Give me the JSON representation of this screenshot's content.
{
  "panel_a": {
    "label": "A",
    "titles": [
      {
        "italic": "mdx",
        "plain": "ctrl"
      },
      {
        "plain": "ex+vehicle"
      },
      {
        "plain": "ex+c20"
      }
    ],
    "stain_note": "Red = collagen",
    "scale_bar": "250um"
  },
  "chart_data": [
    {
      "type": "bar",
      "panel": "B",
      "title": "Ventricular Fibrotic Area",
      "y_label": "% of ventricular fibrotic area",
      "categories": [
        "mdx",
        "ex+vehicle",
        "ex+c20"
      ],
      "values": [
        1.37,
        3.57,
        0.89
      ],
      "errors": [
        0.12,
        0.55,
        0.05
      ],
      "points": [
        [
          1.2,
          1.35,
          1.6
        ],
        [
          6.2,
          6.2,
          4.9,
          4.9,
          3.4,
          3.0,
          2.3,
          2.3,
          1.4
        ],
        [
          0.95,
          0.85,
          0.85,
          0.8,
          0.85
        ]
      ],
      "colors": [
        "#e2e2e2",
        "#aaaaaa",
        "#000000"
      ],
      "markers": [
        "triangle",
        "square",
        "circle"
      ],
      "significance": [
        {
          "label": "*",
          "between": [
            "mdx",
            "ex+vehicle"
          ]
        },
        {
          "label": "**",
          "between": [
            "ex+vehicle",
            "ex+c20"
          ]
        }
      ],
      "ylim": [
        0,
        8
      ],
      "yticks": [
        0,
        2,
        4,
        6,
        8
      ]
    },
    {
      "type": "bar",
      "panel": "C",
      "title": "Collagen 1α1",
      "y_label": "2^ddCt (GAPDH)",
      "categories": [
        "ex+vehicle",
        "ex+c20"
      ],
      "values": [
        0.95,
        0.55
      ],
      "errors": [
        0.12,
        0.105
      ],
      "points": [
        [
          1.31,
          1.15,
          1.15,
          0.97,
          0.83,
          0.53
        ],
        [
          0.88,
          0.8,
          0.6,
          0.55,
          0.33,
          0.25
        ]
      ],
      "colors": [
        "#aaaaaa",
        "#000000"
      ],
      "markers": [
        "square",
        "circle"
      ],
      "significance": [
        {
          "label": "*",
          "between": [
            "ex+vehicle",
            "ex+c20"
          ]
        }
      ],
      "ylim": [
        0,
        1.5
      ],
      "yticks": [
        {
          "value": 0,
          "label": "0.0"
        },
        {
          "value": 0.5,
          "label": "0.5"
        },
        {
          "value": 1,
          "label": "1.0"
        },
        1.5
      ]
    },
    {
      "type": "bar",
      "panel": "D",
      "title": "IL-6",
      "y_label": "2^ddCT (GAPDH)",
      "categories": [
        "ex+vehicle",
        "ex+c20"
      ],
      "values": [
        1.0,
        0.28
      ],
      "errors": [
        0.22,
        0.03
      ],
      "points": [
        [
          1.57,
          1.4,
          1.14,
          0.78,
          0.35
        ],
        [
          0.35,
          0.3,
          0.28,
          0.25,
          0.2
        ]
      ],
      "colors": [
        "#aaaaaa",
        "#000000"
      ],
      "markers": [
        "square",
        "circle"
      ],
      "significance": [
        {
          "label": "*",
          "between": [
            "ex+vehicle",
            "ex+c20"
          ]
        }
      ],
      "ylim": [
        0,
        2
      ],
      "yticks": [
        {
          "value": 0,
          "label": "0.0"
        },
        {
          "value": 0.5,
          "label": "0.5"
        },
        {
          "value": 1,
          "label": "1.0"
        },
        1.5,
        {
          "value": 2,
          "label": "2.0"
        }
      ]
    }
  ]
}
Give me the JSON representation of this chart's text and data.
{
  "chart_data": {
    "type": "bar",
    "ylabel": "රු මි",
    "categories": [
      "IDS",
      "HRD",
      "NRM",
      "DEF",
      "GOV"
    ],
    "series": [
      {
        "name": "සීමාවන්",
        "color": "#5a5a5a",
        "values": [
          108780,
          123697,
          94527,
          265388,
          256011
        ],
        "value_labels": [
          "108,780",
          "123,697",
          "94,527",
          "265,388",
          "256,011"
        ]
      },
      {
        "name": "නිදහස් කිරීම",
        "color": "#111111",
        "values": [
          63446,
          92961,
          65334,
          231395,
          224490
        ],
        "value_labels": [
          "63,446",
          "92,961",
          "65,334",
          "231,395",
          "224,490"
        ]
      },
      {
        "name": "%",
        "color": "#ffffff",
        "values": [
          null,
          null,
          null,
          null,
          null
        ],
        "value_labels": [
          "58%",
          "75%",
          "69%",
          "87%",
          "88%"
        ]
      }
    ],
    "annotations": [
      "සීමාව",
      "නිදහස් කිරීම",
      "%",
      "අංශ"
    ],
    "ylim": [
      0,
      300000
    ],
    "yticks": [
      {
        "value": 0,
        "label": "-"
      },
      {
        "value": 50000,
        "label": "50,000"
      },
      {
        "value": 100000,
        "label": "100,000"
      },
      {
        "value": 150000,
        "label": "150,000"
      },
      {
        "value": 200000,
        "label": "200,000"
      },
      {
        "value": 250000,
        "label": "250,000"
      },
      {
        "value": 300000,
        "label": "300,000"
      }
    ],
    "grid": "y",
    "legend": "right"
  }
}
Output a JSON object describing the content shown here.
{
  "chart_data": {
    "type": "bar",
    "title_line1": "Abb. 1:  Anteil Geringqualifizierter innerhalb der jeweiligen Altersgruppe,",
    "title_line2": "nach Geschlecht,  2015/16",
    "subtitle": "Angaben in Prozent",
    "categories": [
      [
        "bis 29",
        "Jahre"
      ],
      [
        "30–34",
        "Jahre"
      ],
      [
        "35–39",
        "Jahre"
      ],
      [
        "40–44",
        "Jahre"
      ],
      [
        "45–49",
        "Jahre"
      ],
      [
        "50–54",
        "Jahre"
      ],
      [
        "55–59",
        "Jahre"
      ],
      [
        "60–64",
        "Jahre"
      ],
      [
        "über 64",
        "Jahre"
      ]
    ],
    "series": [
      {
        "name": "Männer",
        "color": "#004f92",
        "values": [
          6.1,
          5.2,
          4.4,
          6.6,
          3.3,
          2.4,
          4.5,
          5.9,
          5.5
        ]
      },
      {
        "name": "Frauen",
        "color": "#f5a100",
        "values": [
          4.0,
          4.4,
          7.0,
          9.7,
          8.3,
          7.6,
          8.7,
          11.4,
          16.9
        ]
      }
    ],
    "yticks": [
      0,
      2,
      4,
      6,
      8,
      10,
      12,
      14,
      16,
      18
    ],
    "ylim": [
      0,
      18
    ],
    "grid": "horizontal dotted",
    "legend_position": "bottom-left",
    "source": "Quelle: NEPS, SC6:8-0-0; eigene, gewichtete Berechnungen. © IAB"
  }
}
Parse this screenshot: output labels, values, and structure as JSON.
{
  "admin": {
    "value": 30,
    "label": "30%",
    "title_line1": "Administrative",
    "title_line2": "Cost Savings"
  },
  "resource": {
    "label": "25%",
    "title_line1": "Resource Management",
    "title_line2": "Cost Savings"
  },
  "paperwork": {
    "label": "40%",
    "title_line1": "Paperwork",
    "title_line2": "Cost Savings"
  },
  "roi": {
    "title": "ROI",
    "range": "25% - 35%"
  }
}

::::

Repeat the preceding lines exactly, please, every one of them.

Give me the JSON representation of this screenshot's content.
{
  "panel_a": {
    "label": "A",
    "titles": [
      {
        "italic": "mdx",
        "plain": "ctrl"
      },
      {
        "plain": "ex+vehicle"
      },
      {
        "plain": "ex+c20"
      }
    ],
    "stain_note": "Red = collagen",
    "scale_bar": "250um"
  },
  "chart_data": [
    {
      "type": "bar",
      "panel": "B",
      "title": "Ventricular Fibrotic Area",
      "y_label": "% of ventricular fibrotic area",
      "categories": [
        "mdx",
        "ex+vehicle",
        "ex+c20"
      ],
      "values": [
        1.37,
        3.57,
        0.89
      ],
      "errors": [
        0.12,
        0.55,
        0.05
      ],
      "points": [
        [
          1.2,
          1.35,
          1.6
        ],
        [
          6.2,
          6.2,
          4.9,
          4.9,
          3.4,
          3.0,
          2.3,
          2.3,
          1.4
        ],
        [
          0.95,
          0.85,
          0.85,
          0.8,
          0.85
        ]
      ],
      "colors": [
        "#e2e2e2",
        "#aaaaaa",
        "#000000"
      ],
      "markers": [
        "triangle",
        "square",
        "circle"
      ],
      "significance": [
        {
          "label": "*",
          "between": [
            "mdx",
            "ex+vehicle"
          ]
        },
        {
          "label": "**",
          "between": [
            "ex+vehicle",
            "ex+c20"
          ]
        }
      ],
      "ylim": [
        0,
        8
      ],
      "yticks": [
        0,
        2,
        4,
        6,
        8
      ]
    },
    {
      "type": "bar",
      "panel": "C",
      "title": "Collagen 1α1",
      "y_label": "2^ddCt (GAPDH)",
      "categories": [
        "ex+vehicle",
        "ex+c20"
      ],
      "values": [
        0.95,
        0.55
      ],
      "errors": [
        0.12,
        0.105
      ],
      "points": [
        [
          1.31,
          1.15,
          1.15,
          0.97,
          0.83,
          0.53
        ],
        [
          0.88,
          0.8,
          0.6,
          0.55,
          0.33,
          0.25
        ]
      ],
      "colors": [
        "#aaaaaa",
        "#000000"
      ],
      "markers": [
        "square",
        "circle"
      ],
      "significance": [
        {
          "label": "*",
          "between": [
            "ex+vehicle",
            "ex+c20"
          ]
        }
      ],
      "ylim": [
        0,
        1.5
      ],
      "yticks": [
        {
          "value": 0,
          "label": "0.0"
        },
        {
          "value": 0.5,
          "label": "0.5"
        },
        {
          "value": 1,
          "label": "1.0"
        },
        1.5
      ]
    },
    {
      "type": "bar",
      "panel": "D",
      "title": "IL-6",
      "y_label": "2^ddCT (GAPDH)",
      "categories": [
        "ex+vehicle",
        "ex+c20"
      ],
      "values": [
        1.0,
        0.28
      ],
      "errors": [
        0.22,
        0.03
      ],
      "points": [
        [
          1.57,
          1.4,
          1.14,
          0.78,
          0.35
        ],
        [
          0.35,
          0.3,
          0.28,
          0.25,
          0.2
        ]
      ],
      "colors": [
        "#aaaaaa",
        "#000000"
      ],
      "markers": [
        "square",
        "circle"
      ],
      "significance": [
        {
          "label": "*",
          "between": [
            "ex+vehicle",
            "ex+c20"
          ]
        }
      ],
      "ylim": [
        0,
        2
      ],
      "yticks": [
        {
          "value": 0,
          "label": "0.0"
        },
        {
          "value": 0.5,
          "label": "0.5"
        },
        {
          "value": 1,
          "label": "1.0"
        },
        1.5,
        {
          "value": 2,
          "label": "2.0"
        }
      ]
    }
  ]
}
Give me the JSON representation of this chart's text and data.
{
  "chart_data": {
    "type": "bar",
    "ylabel": "රු මි",
    "categories": [
      "IDS",
      "HRD",
      "NRM",
      "DEF",
      "GOV"
    ],
    "series": [
      {
        "name": "සීමාවන්",
        "color": "#5a5a5a",
        "values": [
          108780,
          123697,
          94527,
          265388,
          256011
        ],
        "value_labels": [
          "108,780",
          "123,697",
          "94,527",
          "265,388",
          "256,011"
        ]
      },
      {
        "name": "නිදහස් කිරීම",
        "color": "#111111",
        "values": [
          63446,
          92961,
          65334,
          231395,
          224490
        ],
        "value_labels": [
          "63,446",
          "92,961",
          "65,334",
          "231,395",
          "224,490"
        ]
      },
      {
        "name": "%",
        "color": "#ffffff",
        "values": [
          null,
          null,
          null,
          null,
          null
        ],
        "value_labels": [
          "58%",
          "75%",
          "69%",
          "87%",
          "88%"
        ]
      }
    ],
    "annotations": [
      "සීමාව",
      "නිදහස් කිරීම",
      "%",
      "අංශ"
    ],
    "ylim": [
      0,
      300000
    ],
    "yticks": [
      {
        "value": 0,
        "label": "-"
      },
      {
        "value": 50000,
        "label": "50,000"
      },
      {
        "value": 100000,
        "label": "100,000"
      },
      {
        "value": 150000,
        "label": "150,000"
      },
      {
        "value": 200000,
        "label": "200,000"
      },
      {
        "value": 250000,
        "label": "250,000"
      },
      {
        "value": 300000,
        "label": "300,000"
      }
    ],
    "grid": "y",
    "legend": "right"
  }
}
Output a JSON object describing the content shown here.
{
  "chart_data": {
    "type": "bar",
    "title_line1": "Abb. 1:  Anteil Geringqualifizierter innerhalb der jeweiligen Altersgruppe,",
    "title_line2": "nach Geschlecht,  2015/16",
    "subtitle": "Angaben in Prozent",
    "categories": [
      [
        "bis 29",
        "Jahre"
      ],
      [
        "30–34",
        "Jahre"
      ],
      [
        "35–39",
        "Jahre"
      ],
      [
        "40–44",
        "Jahre"
      ],
      [
        "45–49",
        "Jahre"
      ],
      [
        "50–54",
        "Jahre"
      ],
      [
        "55–59",
        "Jahre"
      ],
      [
        "60–64",
        "Jahre"
      ],
      [
        "über 64",
        "Jahre"
      ]
    ],
    "series": [
      {
        "name": "Männer",
        "color": "#004f92",
        "values": [
          6.1,
          5.2,
          4.4,
          6.6,
          3.3,
          2.4,
          4.5,
          5.9,
          5.5
        ]
      },
      {
        "name": "Frauen",
        "color": "#f5a100",
        "values": [
          4.0,
          4.4,
          7.0,
          9.7,
          8.3,
          7.6,
          8.7,
          11.4,
          16.9
        ]
      }
    ],
    "yticks": [
      0,
      2,
      4,
      6,
      8,
      10,
      12,
      14,
      16,
      18
    ],
    "ylim": [
      0,
      18
    ],
    "grid": "horizontal dotted",
    "legend_position": "bottom-left",
    "source": "Quelle: NEPS, SC6:8-0-0; eigene, gewichtete Berechnungen. © IAB"
  }
}
Parse this screenshot: output labels, values, and structure as JSON.
{
  "admin": {
    "value": 30,
    "label": "30%",
    "title_line1": "Administrative",
    "title_line2": "Cost Savings"
  },
  "resource": {
    "label": "25%",
    "title_line1": "Resource Management",
    "title_line2": "Cost Savings"
  },
  "paperwork": {
    "label": "40%",
    "title_line1": "Paperwork",
    "title_line2": "Cost Savings"
  },
  "roi": {
    "title": "ROI",
    "range": "25% - 35%"
  }
}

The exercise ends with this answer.